_Aim of the task_: Copy the records starting at the line containing "Segment this screenshot: for" and ending at the line containing "svg-text:VA: VA [629,1497,637,1507]", changing "bbox" to "bounding box" and leaving all else the same.

───── Material provided ─────

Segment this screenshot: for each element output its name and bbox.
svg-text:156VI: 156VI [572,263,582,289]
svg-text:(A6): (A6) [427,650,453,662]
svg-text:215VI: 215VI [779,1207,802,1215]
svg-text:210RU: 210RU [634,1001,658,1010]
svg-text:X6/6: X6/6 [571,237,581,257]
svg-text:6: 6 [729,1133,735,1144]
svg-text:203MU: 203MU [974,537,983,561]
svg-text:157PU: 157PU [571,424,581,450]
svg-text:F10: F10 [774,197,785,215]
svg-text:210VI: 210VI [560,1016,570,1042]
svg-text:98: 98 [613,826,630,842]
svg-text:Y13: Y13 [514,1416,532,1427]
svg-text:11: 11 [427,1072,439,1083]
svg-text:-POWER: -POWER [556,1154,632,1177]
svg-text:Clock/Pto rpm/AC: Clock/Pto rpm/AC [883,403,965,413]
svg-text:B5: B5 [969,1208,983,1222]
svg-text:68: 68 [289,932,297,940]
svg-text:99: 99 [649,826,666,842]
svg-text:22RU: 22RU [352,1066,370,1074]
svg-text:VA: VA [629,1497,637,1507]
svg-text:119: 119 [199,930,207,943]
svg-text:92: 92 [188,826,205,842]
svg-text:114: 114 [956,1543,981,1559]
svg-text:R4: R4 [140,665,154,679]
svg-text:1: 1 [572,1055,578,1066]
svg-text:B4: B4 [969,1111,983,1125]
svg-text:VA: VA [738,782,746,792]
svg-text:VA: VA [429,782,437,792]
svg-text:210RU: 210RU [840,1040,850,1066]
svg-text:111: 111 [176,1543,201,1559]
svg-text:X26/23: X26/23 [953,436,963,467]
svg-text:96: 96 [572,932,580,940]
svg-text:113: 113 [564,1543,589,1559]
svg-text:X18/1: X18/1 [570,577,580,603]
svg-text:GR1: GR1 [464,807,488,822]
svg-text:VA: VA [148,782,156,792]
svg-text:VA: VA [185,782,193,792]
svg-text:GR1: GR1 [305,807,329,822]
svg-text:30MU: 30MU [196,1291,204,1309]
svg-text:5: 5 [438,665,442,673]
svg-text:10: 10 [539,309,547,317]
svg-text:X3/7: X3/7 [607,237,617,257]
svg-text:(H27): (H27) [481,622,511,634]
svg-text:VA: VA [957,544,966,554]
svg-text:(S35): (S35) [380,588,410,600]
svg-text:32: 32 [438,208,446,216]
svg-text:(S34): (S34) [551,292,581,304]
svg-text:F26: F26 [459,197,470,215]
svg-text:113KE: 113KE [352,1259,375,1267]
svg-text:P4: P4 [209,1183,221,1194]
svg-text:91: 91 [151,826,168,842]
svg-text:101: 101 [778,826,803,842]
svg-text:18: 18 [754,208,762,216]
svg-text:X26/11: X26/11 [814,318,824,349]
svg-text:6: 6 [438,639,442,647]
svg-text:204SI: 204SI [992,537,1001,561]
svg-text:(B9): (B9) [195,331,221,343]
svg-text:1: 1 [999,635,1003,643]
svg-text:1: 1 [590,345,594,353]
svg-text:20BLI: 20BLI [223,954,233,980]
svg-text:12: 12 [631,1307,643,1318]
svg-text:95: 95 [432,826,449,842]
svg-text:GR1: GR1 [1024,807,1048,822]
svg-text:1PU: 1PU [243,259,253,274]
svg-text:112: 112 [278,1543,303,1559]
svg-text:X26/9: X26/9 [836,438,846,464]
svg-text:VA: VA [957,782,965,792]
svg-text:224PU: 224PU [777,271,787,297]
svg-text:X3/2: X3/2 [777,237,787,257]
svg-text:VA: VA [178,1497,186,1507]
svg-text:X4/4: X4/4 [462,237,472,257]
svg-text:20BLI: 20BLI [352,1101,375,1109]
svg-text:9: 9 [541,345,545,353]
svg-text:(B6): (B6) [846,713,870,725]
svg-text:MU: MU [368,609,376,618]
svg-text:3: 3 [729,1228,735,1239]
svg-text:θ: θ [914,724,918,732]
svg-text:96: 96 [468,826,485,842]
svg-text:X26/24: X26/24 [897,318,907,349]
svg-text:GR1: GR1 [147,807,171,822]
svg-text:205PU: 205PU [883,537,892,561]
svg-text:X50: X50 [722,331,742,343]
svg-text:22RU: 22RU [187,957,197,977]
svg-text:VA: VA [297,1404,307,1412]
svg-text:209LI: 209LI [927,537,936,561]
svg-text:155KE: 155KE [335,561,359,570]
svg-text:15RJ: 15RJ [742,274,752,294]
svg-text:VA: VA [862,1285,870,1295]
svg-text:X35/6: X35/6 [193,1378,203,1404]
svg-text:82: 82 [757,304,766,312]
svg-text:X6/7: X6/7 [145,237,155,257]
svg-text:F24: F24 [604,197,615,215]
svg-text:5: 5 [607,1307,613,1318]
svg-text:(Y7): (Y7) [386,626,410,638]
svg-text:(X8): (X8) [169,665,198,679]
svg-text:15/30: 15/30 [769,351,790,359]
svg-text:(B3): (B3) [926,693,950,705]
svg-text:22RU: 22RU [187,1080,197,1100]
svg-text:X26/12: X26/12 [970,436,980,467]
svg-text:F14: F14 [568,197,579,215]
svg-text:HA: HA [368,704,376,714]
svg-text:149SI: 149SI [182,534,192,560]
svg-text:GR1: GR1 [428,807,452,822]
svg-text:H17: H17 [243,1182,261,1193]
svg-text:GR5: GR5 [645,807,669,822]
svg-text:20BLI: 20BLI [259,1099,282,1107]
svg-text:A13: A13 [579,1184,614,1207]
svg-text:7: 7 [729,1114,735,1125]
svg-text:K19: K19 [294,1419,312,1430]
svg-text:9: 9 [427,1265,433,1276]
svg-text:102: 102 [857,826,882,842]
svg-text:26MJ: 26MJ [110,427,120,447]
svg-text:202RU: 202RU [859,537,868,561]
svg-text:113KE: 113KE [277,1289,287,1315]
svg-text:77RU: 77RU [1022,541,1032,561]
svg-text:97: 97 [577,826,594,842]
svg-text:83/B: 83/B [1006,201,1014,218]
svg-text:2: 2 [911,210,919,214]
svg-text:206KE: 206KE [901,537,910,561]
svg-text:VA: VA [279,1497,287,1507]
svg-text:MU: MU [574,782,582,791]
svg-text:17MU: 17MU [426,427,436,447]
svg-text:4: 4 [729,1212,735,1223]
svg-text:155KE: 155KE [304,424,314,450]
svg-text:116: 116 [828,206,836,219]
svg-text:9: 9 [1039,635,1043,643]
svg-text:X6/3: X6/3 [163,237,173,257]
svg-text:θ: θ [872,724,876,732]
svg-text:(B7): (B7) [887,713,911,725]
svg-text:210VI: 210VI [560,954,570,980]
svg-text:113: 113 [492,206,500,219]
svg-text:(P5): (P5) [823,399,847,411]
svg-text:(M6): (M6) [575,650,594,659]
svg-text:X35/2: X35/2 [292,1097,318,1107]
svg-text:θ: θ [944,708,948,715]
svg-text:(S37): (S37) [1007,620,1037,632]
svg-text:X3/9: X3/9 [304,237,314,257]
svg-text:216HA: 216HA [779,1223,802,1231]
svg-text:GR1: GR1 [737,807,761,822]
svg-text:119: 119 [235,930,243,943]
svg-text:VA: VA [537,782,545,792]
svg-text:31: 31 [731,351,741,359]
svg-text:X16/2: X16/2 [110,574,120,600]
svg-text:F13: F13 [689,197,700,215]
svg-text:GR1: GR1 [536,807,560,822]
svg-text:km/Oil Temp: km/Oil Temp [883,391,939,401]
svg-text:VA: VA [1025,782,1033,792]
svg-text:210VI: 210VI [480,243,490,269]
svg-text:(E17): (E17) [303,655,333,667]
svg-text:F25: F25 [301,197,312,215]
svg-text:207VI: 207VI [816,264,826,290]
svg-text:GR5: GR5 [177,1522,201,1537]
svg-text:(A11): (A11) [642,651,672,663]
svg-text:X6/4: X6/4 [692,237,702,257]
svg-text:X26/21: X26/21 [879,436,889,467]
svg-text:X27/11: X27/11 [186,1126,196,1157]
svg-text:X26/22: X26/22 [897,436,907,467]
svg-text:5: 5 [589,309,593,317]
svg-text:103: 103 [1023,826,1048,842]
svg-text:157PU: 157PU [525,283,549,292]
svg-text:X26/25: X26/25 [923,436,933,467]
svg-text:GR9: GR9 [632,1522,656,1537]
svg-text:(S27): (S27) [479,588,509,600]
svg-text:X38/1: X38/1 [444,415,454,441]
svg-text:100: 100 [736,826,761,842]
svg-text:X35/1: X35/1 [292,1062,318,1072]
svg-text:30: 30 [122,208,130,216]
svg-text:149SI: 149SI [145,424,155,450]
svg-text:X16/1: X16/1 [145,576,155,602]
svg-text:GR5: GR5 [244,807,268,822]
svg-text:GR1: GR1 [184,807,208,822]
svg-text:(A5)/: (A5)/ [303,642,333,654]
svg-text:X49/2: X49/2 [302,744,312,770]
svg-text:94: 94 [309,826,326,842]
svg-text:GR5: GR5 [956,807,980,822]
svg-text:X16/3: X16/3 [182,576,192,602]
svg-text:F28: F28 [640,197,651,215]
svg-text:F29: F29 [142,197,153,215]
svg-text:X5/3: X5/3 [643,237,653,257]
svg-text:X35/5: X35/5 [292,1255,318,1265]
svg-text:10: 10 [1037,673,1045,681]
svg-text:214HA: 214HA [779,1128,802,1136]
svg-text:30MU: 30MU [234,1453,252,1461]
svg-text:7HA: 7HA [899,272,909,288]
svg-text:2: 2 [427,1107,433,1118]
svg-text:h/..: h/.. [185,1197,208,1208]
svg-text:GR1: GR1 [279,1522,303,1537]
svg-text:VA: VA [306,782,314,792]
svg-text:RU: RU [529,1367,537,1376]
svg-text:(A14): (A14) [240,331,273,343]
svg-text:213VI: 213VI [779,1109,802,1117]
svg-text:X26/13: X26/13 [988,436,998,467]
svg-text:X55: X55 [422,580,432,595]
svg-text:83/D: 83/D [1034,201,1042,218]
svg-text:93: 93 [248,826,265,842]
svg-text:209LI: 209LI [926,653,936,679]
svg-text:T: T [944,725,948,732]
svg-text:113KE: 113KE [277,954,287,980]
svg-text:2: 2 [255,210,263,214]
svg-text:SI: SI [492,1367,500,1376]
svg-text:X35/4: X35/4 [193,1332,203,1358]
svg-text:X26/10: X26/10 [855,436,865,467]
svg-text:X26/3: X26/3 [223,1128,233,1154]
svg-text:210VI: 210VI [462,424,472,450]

─────
───── Material provided ─────

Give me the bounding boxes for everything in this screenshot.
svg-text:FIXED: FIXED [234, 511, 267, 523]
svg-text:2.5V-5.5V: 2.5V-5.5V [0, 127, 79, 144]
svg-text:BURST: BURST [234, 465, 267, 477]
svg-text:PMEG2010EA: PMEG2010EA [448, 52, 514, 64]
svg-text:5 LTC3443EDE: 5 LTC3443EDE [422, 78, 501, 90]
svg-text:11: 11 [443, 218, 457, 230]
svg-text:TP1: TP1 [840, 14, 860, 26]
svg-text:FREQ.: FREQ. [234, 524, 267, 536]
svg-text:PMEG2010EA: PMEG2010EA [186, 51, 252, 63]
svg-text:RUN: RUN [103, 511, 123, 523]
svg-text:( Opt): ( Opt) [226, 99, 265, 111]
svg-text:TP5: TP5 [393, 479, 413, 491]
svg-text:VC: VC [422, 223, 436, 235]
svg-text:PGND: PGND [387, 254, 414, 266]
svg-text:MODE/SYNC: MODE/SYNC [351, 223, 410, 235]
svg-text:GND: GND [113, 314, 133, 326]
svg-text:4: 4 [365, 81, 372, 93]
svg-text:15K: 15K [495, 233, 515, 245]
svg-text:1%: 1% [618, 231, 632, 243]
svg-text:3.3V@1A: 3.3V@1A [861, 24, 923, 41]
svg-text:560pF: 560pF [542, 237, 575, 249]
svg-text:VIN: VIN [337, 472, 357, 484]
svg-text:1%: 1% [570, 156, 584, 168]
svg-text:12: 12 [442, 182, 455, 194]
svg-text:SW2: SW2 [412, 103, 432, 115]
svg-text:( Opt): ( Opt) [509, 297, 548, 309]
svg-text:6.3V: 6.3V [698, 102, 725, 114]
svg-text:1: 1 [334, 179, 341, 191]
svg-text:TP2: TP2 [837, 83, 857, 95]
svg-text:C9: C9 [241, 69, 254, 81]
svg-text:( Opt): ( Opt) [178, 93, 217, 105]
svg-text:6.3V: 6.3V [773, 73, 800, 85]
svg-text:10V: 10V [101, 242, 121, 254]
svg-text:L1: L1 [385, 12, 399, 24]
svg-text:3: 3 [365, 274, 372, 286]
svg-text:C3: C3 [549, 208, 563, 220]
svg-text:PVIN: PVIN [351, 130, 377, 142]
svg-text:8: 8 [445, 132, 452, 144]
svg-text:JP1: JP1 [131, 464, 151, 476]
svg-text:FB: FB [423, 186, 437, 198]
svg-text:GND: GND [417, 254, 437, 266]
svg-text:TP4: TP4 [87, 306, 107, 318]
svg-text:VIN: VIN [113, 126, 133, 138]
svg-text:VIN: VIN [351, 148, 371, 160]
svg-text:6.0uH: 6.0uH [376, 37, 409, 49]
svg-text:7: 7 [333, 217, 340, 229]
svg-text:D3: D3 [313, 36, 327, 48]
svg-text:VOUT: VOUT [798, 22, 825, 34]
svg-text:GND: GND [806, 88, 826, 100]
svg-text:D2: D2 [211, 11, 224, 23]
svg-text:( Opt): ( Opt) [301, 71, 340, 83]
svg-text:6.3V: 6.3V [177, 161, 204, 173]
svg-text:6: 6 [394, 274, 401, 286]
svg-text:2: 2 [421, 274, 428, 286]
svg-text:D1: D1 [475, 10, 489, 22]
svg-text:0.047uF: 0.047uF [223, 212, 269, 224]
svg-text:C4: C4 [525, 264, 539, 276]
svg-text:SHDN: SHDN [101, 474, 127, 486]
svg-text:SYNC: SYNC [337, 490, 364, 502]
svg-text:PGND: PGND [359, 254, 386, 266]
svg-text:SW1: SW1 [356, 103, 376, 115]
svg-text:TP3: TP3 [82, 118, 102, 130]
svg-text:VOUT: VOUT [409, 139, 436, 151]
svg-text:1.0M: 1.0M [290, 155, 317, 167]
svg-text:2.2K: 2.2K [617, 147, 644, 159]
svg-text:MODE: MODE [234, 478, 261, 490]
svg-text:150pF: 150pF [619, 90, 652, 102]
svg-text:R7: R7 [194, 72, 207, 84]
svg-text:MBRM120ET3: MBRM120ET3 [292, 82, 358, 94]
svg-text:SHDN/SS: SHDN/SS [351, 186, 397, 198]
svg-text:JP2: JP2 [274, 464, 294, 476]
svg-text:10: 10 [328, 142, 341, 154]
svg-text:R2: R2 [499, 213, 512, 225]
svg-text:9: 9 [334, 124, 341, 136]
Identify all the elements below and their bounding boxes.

─────
───── Material provided ─────

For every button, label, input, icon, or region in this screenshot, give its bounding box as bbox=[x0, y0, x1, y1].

─────

_Written answer_:
Segment this screenshot: for each element output its name and bounding box.
svg-text:156VI: 156VI [572,263,582,289]
svg-text:(A6): (A6) [427,650,453,662]
svg-text:215VI: 215VI [779,1207,802,1215]
svg-text:210RU: 210RU [634,1001,658,1010]
svg-text:X6/6: X6/6 [571,237,581,257]
svg-text:6: 6 [729,1133,735,1144]
svg-text:203MU: 203MU [974,537,983,561]
svg-text:157PU: 157PU [571,424,581,450]
svg-text:F10: F10 [774,197,785,215]
svg-text:210VI: 210VI [560,1016,570,1042]
svg-text:98: 98 [613,826,630,842]
svg-text:Y13: Y13 [514,1416,532,1427]
svg-text:11: 11 [427,1072,439,1083]
svg-text:-POWER: -POWER [556,1154,632,1177]
svg-text:Clock/Pto rpm/AC: Clock/Pto rpm/AC [883,403,965,413]
svg-text:B5: B5 [969,1208,983,1222]
svg-text:68: 68 [289,932,297,940]
svg-text:99: 99 [649,826,666,842]
svg-text:22RU: 22RU [352,1066,370,1074]
svg-text:VA: VA [629,1497,637,1507]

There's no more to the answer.